─── Extracted information

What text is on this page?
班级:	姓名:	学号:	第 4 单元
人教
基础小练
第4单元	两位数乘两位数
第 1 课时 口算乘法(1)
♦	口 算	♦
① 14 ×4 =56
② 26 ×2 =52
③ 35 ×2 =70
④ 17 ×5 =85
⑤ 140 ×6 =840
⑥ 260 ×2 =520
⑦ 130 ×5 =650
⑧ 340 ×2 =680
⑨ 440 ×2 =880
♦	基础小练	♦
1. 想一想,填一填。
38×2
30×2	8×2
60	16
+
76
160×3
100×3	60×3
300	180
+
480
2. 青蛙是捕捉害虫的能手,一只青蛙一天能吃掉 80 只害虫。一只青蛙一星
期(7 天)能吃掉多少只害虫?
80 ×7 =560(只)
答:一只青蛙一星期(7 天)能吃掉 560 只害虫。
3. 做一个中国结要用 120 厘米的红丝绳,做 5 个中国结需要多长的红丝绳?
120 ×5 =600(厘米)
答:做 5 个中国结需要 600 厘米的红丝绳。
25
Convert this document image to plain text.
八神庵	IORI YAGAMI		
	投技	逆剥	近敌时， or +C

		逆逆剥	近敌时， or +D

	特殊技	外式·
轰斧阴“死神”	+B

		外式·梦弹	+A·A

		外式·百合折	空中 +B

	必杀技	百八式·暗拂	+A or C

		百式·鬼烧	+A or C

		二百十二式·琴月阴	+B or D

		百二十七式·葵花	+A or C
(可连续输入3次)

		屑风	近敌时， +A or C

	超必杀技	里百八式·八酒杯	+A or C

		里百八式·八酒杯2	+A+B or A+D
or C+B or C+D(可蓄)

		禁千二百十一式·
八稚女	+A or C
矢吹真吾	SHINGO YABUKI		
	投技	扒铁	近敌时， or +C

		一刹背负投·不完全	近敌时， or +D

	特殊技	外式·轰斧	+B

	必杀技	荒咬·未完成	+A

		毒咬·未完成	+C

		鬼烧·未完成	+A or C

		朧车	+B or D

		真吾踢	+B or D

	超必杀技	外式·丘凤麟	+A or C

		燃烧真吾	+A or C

──────

**Given request**
Copy every line of the entries above in which "this" occurs.

**Exercise result**
What text is on this page?
Convert this document image to plain text.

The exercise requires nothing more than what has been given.